:: Problem ::
In your copy, leave out the pictures; write out all the data exactly.

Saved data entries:
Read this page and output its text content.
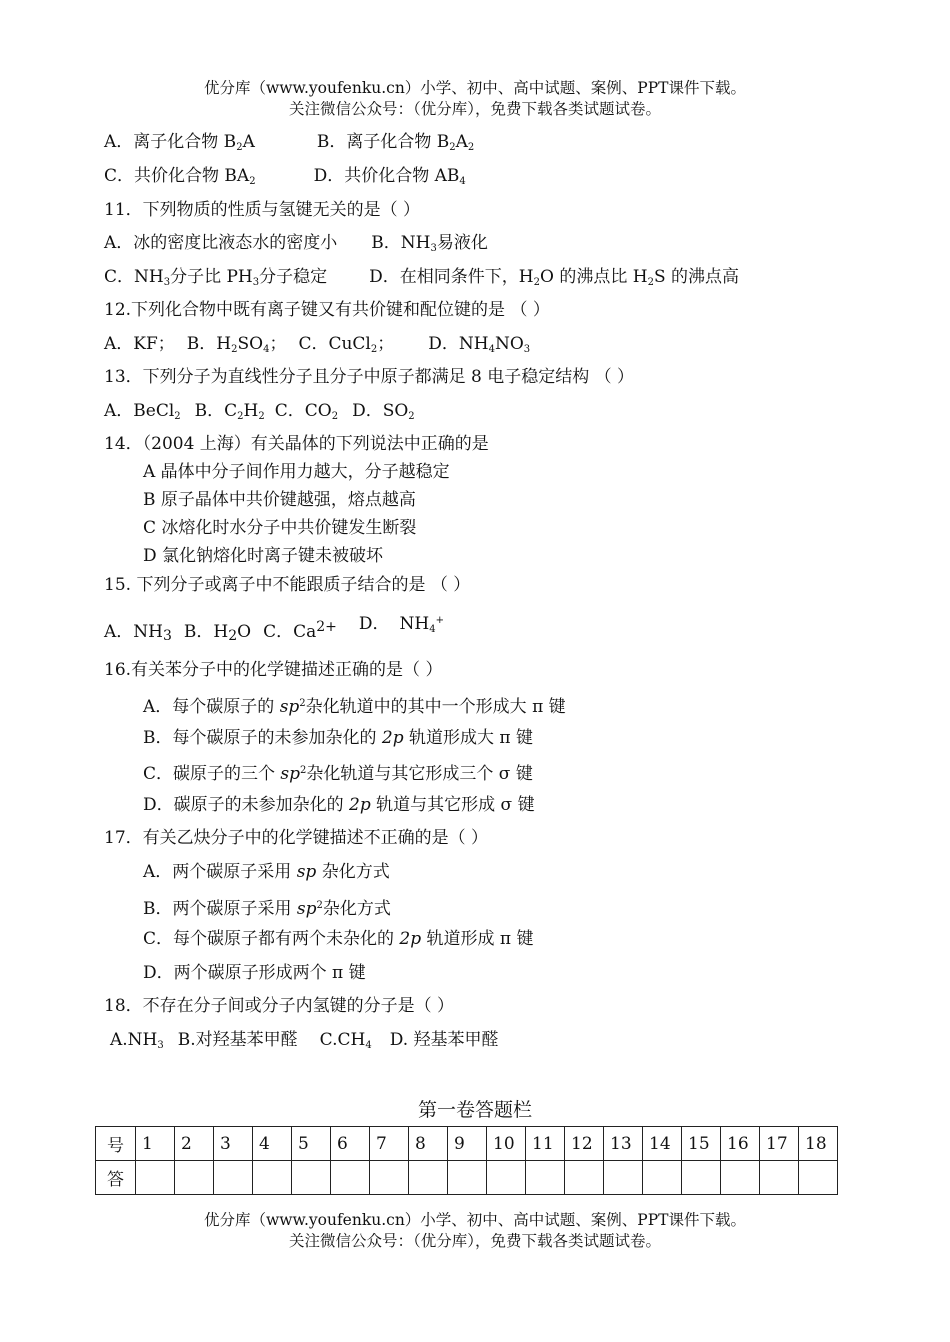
优分库（www.youfenku.cn）小学、初中、高中试题、案例、PPT课件下载。
关注微信公众号：（优分库），免费下载各类试题试卷。
A．离子化合物 $B_2A$	B．离子化合物 $B_2A_2$
C．共价化合物 $BA_2$	D．共价化合物 $AB_4$
11．下列物质的性质与氢键无关的是（ ）
A．冰的密度比液态水的密度小 B．$NH_3$易液化
C．$NH_3$分子比 $PH_3$分子稳定 D．在相同条件下，$H_2O$ 的沸点比 $H_2S$ 的沸点高
12.下列化合物中既有离子键又有共价键和配位键的是 （ ）
A．KF； B．$H_2SO_4$； C．CuCl$_2$； D．$NH_4NO_3$
13．下列分子为直线性分子且分子中原子都满足 8 电子稳定结构 （ ）
A．BeCl$_2$ B．$C_2H_2$ C．$CO_2$ D．$SO_2$
14．（2004 上海）有关晶体的下列说法中正确的是
A 晶体中分子间作用力越大，分子越稳定
B 原子晶体中共价键越强，熔点越高
C 冰熔化时水分子中共价键发生断裂
D 氯化钠熔化时离子键未被破坏
15. 下列分子或离子中不能跟质子结合的是 （ ）
A．$NH_3$ B．$H_2O$ C．$Ca^{2+}$ D． $NH_4^+$
16.有关苯分子中的化学键描述正确的是（ ）
A．每个碳原子的 $sp^2$杂化轨道中的其中一个形成大 π 键
B．每个碳原子的未参加杂化的 2p 轨道形成大 π 键
C．碳原子的三个 $sp^2$杂化轨道与其它形成三个 σ 键
D．碳原子的未参加杂化的 2p 轨道与其它形成 σ 键
17．有关乙炔分子中的化学键描述不正确的是（ ）
A．两个碳原子采用 sp 杂化方式
B．两个碳原子采用 $sp^2$杂化方式
C．每个碳原子都有两个未杂化的 2p 轨道形成 π 键
D．两个碳原子形成两个 π 键
18．不存在分子间或分子内氢键的分子是（ ）
$A.NH_3$ B.对羟基苯甲醛 $C.CH_4$ D. 羟基苯甲醛
第一卷答题栏
号	1	2	3	4	5	6	7	8	9	10	11	12	13	14	15	16	17	18
答																		
优分库（www.youfenku.cn）小学、初中、高中试题、案例、PPT课件下载。
关注微信公众号：（优分库），免费下载各类试题试卷。
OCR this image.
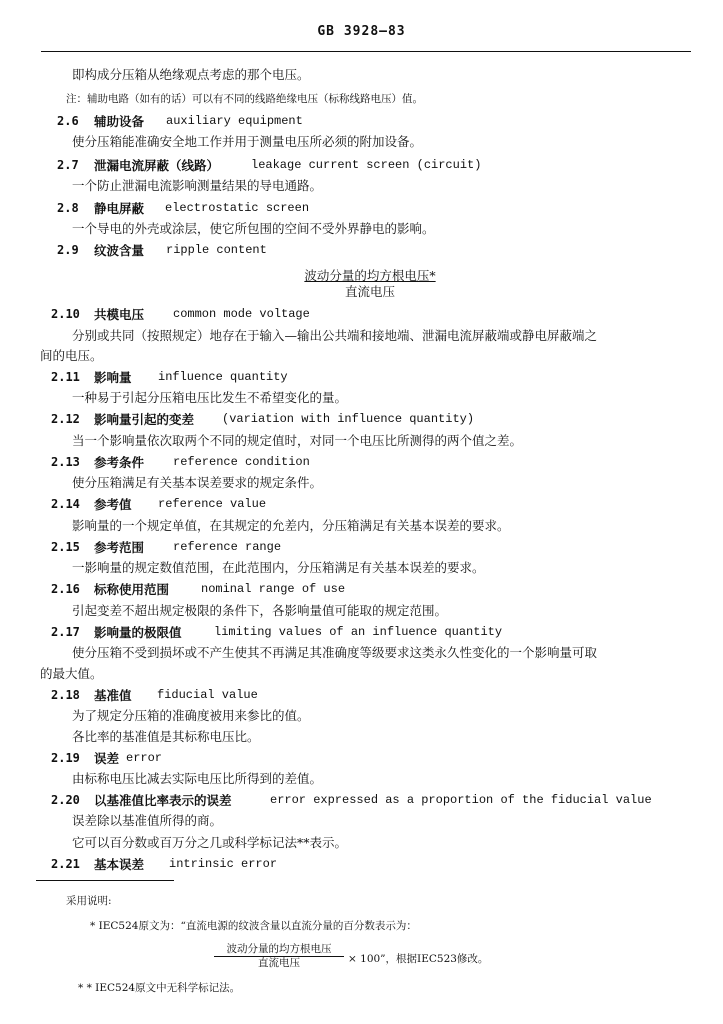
GB 3928—83
即构成分压箱从绝缘观点考虑的那个电压。
注：辅助电路（如有的话）可以有不同的线路绝缘电压（标称线路电压）值。
2.6 辅助设备 auxiliary equipment
使分压箱能准确安全地工作并用于测量电压所必须的附加设备。
2.7 泄漏电流屏蔽（线路）	leakage current screen (circuit)
一个防止泄漏电流影响测量结果的导电通路。
2.8 静电屏蔽 electrostatic screen
一个导电的外壳或涂层，使它所包围的空间不受外界静电的影响。
2.9 纹波含量 ripple content
波动分量的均方根电压*
直流电压
2.10 共模电压 common mode voltage
分别或共同（按照规定）地存在于输入—输出公共端和接地端、泄漏电流屏蔽端或静电屏蔽端之
间的电压。
2.11 影响量 influence quantity
一种易于引起分压箱电压比发生不希望变化的量。
2.12 影响量引起的变差 (variation with influence quantity)
当一个影响量依次取两个不同的规定值时，对同一个电压比所测得的两个值之差。
2.13 参考条件 reference condition
使分压箱满足有关基本误差要求的规定条件。
2.14 参考值 reference value
影响量的一个规定单值，在其规定的允差内，分压箱满足有关基本误差的要求。
2.15 参考范围 reference range
一影响量的规定数值范围，在此范围内，分压箱满足有关基本误差的要求。
2.16 标称使用范围	nominal range of use
引起变差不超出规定极限的条件下，各影响量值可能取的规定范围。
2.17 影响量的极限值	limiting values of an influence quantity
使分压箱不受到损坏或不产生使其不再满足其准确度等级要求这类永久性变化的一个影响量可取
的最大值。
2.18 基准值 fiducial value
为了规定分压箱的准确度被用来参比的值。
各比率的基准值是其标称电压比。
2.19 误差 error
由标称电压比减去实际电压比所得到的差值。
2.20 以基准值比率表示的误差	error expressed as a proportion of the fiducial value
误差除以基准值所得的商。
它可以百分数或百万分之几或科学标记法**表示。
2.21 基本误差 intrinsic error
采用说明:
* IEC524原文为：“直流电源的纹波含量以直流分量的百分数表示为：
波动分量的均方根电压
直流电压	× 100”，根据IEC523修改。
* * IEC524原文中无科学标记法。
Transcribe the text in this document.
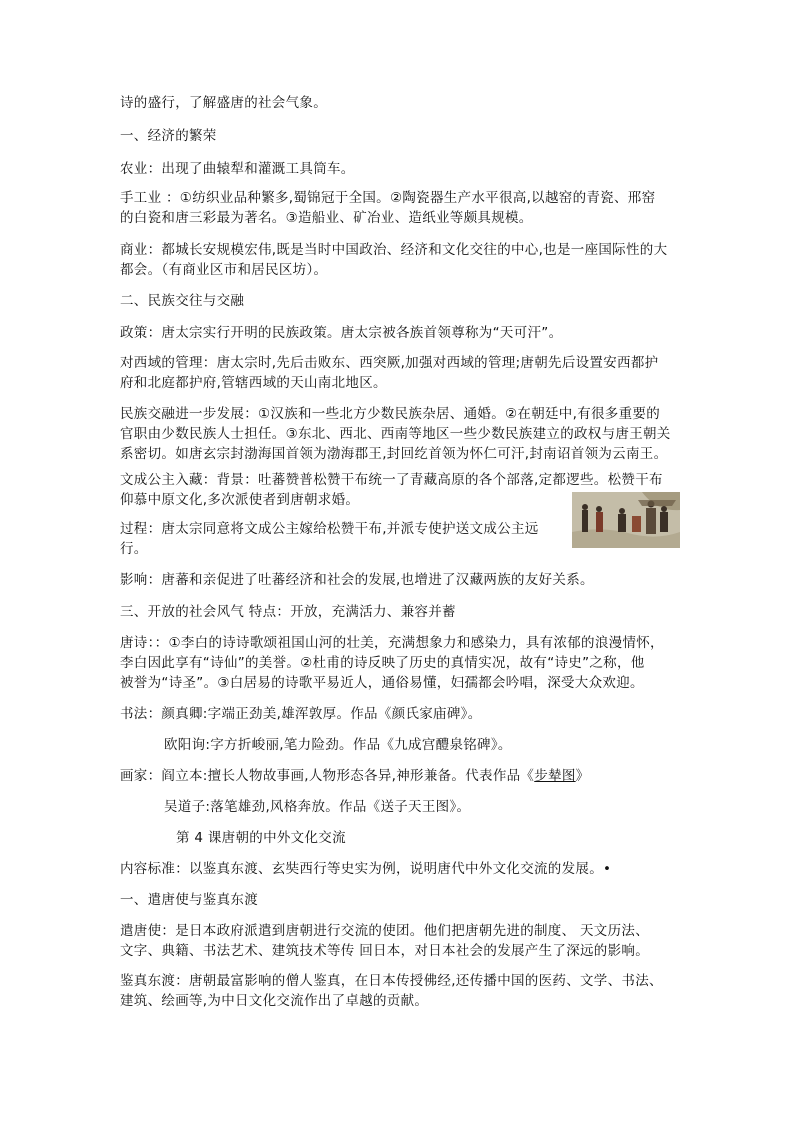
诗的盛行，了解盛唐的社会气象。
一、经济的繁荣
农业：出现了曲辕犁和灌溉工具筒车。
手工业 ：①纺织业品种繁多,蜀锦冠于全国。②陶瓷器生产水平很高,以越窑的青瓷、邢窑
的白瓷和唐三彩最为著名。③造船业、矿冶业、造纸业等颇具规模。
商业：都城长安规模宏伟,既是当时中国政治、经济和文化交往的中心,也是一座国际性的大
都会。（有商业区市和居民区坊）。
二、民族交往与交融
政策：唐太宗实行开明的民族政策。唐太宗被各族首领尊称为“天可汗”。
对西域的管理：唐太宗时,先后击败东、西突厥,加强对西域的管理;唐朝先后设置安西都护
府和北庭都护府,管辖西域的天山南北地区。
民族交融进一步发展：①汉族和一些北方少数民族杂居、通婚。②在朝廷中,有很多重要的
官职由少数民族人士担任。③东北、西北、西南等地区一些少数民族建立的政权与唐王朝关
系密切。如唐玄宗封渤海国首领为渤海郡王,封回纥首领为怀仁可汗,封南诏首领为云南王。
文成公主入藏：背景：吐蕃赞普松赞干布统一了青藏高原的各个部落,定都逻些。松赞干布
仰慕中原文化,多次派使者到唐朝求婚。
过程：唐太宗同意将文成公主嫁给松赞干布,并派专使护送文成公主远
行。
影响：唐蕃和亲促进了吐蕃经济和社会的发展,也增进了汉藏两族的友好关系。
三、开放的社会风气 特点：开放，充满活力、兼容并蓄
唐诗：：①李白的诗诗歌颂祖国山河的壮美，充满想象力和感染力，具有浓郁的浪漫情怀，
李白因此享有“诗仙”的美誉。②杜甫的诗反映了历史的真情实况，故有“诗史”之称，他
被誉为“诗圣”。③白居易的诗歌平易近人，通俗易懂，妇孺都会吟唱，深受大众欢迎。
书法：颜真卿:字端正劲美,雄浑敦厚。作品《颜氏家庙碑》。
欧阳询:字方折峻丽,笔力险劲。作品《九成宫醴泉铭碑》。
画家：阎立本:擅长人物故事画,人物形态各异,神形兼备。代表作品《步辇图》
吴道子:落笔雄劲,风格奔放。作品《送子天王图》。
第 4 课唐朝的中外文化交流
内容标准：以鉴真东渡、玄奘西行等史实为例，说明唐代中外文化交流的发展。•
一、遣唐使与鉴真东渡
遣唐使：是日本政府派遣到唐朝进行交流的使团。他们把唐朝先进的制度、 天文历法、
文字、典籍、书法艺术、建筑技术等传 回日本，对日本社会的发展产生了深远的影响。
鉴真东渡：唐朝最富影响的僧人鉴真，在日本传授佛经,还传播中国的医药、文学、书法、
建筑、绘画等,为中日文化交流作出了卓越的贡献。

:: Task solution ::
Read this page and output its text content.
优分库（www.youfenku.cn）小学、初中、高中试题、案例、PPT课件下载。
关注微信公众号：（优分库），免费下载各类试题试卷。
A．离子化合物 $B_2A$	B．离子化合物 $B_2A_2$
C．共价化合物 $BA_2$	D．共价化合物 $AB_4$
11．下列物质的性质与氢键无关的是（ ）
A．冰的密度比液态水的密度小 B．$NH_3$易液化
C．$NH_3$分子比 $PH_3$分子稳定 D．在相同条件下，$H_2O$ 的沸点比 $H_2S$ 的沸点高
12.下列化合物中既有离子键又有共价键和配位键的是 （ ）
A．KF； B．$H_2SO_4$； C．CuCl$_2$； D．$NH_4NO_3$
13．下列分子为直线性分子且分子中原子都满足 8 电子稳定结构 （ ）
A．BeCl$_2$ B．$C_2H_2$ C．$CO_2$ D．$SO_2$
14．（2004 上海）有关晶体的下列说法中正确的是
A 晶体中分子间作用力越大，分子越稳定
B 原子晶体中共价键越强，熔点越高
C 冰熔化时水分子中共价键发生断裂
D 氯化钠熔化时离子键未被破坏
15. 下列分子或离子中不能跟质子结合的是 （ ）
A．$NH_3$ B．$H_2O$ C．$Ca^{2+}$ D． $NH_4^+$
16.有关苯分子中的化学键描述正确的是（ ）
A．每个碳原子的 $sp^2$杂化轨道中的其中一个形成大 π 键
B．每个碳原子的未参加杂化的 2p 轨道形成大 π 键
C．碳原子的三个 $sp^2$杂化轨道与其它形成三个 σ 键
D．碳原子的未参加杂化的 2p 轨道与其它形成 σ 键
17．有关乙炔分子中的化学键描述不正确的是（ ）
A．两个碳原子采用 sp 杂化方式
B．两个碳原子采用 $sp^2$杂化方式
C．每个碳原子都有两个未杂化的 2p 轨道形成 π 键
D．两个碳原子形成两个 π 键
18．不存在分子间或分子内氢键的分子是（ ）
$A.NH_3$ B.对羟基苯甲醛 $C.CH_4$ D. 羟基苯甲醛
第一卷答题栏
号	1	2	3	4	5	6	7	8	9	10	11	12	13	14	15	16	17	18
答																		
优分库（www.youfenku.cn）小学、初中、高中试题、案例、PPT课件下载。
关注微信公众号：（优分库），免费下载各类试题试卷。
OCR this image.
GB 3928—83
即构成分压箱从绝缘观点考虑的那个电压。
注：辅助电路（如有的话）可以有不同的线路绝缘电压（标称线路电压）值。
2.6 辅助设备 auxiliary equipment
使分压箱能准确安全地工作并用于测量电压所必须的附加设备。
2.7 泄漏电流屏蔽（线路）	leakage current screen (circuit)
一个防止泄漏电流影响测量结果的导电通路。
2.8 静电屏蔽 electrostatic screen
一个导电的外壳或涂层，使它所包围的空间不受外界静电的影响。
2.9 纹波含量 ripple content
波动分量的均方根电压*
直流电压
2.10 共模电压 common mode voltage
分别或共同（按照规定）地存在于输入—输出公共端和接地端、泄漏电流屏蔽端或静电屏蔽端之
间的电压。
2.11 影响量 influence quantity
一种易于引起分压箱电压比发生不希望变化的量。
2.12 影响量引起的变差 (variation with influence quantity)
当一个影响量依次取两个不同的规定值时，对同一个电压比所测得的两个值之差。
2.13 参考条件 reference condition
使分压箱满足有关基本误差要求的规定条件。
2.14 参考值 reference value
影响量的一个规定单值，在其规定的允差内，分压箱满足有关基本误差的要求。
2.15 参考范围 reference range
一影响量的规定数值范围，在此范围内，分压箱满足有关基本误差的要求。
2.16 标称使用范围	nominal range of use
引起变差不超出规定极限的条件下，各影响量值可能取的规定范围。
2.17 影响量的极限值	limiting values of an influence quantity
使分压箱不受到损坏或不产生使其不再满足其准确度等级要求这类永久性变化的一个影响量可取
的最大值。
2.18 基准值 fiducial value
为了规定分压箱的准确度被用来参比的值。
各比率的基准值是其标称电压比。
2.19 误差 error
由标称电压比减去实际电压比所得到的差值。
2.20 以基准值比率表示的误差	error expressed as a proportion of the fiducial value
误差除以基准值所得的商。
它可以百分数或百万分之几或科学标记法**表示。
2.21 基本误差 intrinsic error
采用说明:
* IEC524原文为：“直流电源的纹波含量以直流分量的百分数表示为：
波动分量的均方根电压
直流电压	× 100”，根据IEC523修改。
* * IEC524原文中无科学标记法。
Transcribe the text in this document.
诗的盛行，了解盛唐的社会气象。
一、经济的繁荣
农业：出现了曲辕犁和灌溉工具筒车。
手工业 ：①纺织业品种繁多,蜀锦冠于全国。②陶瓷器生产水平很高,以越窑的青瓷、邢窑
的白瓷和唐三彩最为著名。③造船业、矿冶业、造纸业等颇具规模。
商业：都城长安规模宏伟,既是当时中国政治、经济和文化交往的中心,也是一座国际性的大
都会。（有商业区市和居民区坊）。
二、民族交往与交融
政策：唐太宗实行开明的民族政策。唐太宗被各族首领尊称为“天可汗”。
对西域的管理：唐太宗时,先后击败东、西突厥,加强对西域的管理;唐朝先后设置安西都护
府和北庭都护府,管辖西域的天山南北地区。
民族交融进一步发展：①汉族和一些北方少数民族杂居、通婚。②在朝廷中,有很多重要的
官职由少数民族人士担任。③东北、西北、西南等地区一些少数民族建立的政权与唐王朝关
系密切。如唐玄宗封渤海国首领为渤海郡王,封回纥首领为怀仁可汗,封南诏首领为云南王。
文成公主入藏：背景：吐蕃赞普松赞干布统一了青藏高原的各个部落,定都逻些。松赞干布
仰慕中原文化,多次派使者到唐朝求婚。
过程：唐太宗同意将文成公主嫁给松赞干布,并派专使护送文成公主远
行。
影响：唐蕃和亲促进了吐蕃经济和社会的发展,也增进了汉藏两族的友好关系。
三、开放的社会风气 特点：开放，充满活力、兼容并蓄
唐诗：：①李白的诗诗歌颂祖国山河的壮美，充满想象力和感染力，具有浓郁的浪漫情怀，
李白因此享有“诗仙”的美誉。②杜甫的诗反映了历史的真情实况，故有“诗史”之称，他
被誉为“诗圣”。③白居易的诗歌平易近人，通俗易懂，妇孺都会吟唱，深受大众欢迎。
书法：颜真卿:字端正劲美,雄浑敦厚。作品《颜氏家庙碑》。
欧阳询:字方折峻丽,笔力险劲。作品《九成宫醴泉铭碑》。
画家：阎立本:擅长人物故事画,人物形态各异,神形兼备。代表作品《步辇图》
吴道子:落笔雄劲,风格奔放。作品《送子天王图》。
第 4 课唐朝的中外文化交流
内容标准：以鉴真东渡、玄奘西行等史实为例，说明唐代中外文化交流的发展。•
一、遣唐使与鉴真东渡
遣唐使：是日本政府派遣到唐朝进行交流的使团。他们把唐朝先进的制度、 天文历法、
文字、典籍、书法艺术、建筑技术等传 回日本，对日本社会的发展产生了深远的影响。
鉴真东渡：唐朝最富影响的僧人鉴真，在日本传授佛经,还传播中国的医药、文学、书法、
建筑、绘画等,为中日文化交流作出了卓越的贡献。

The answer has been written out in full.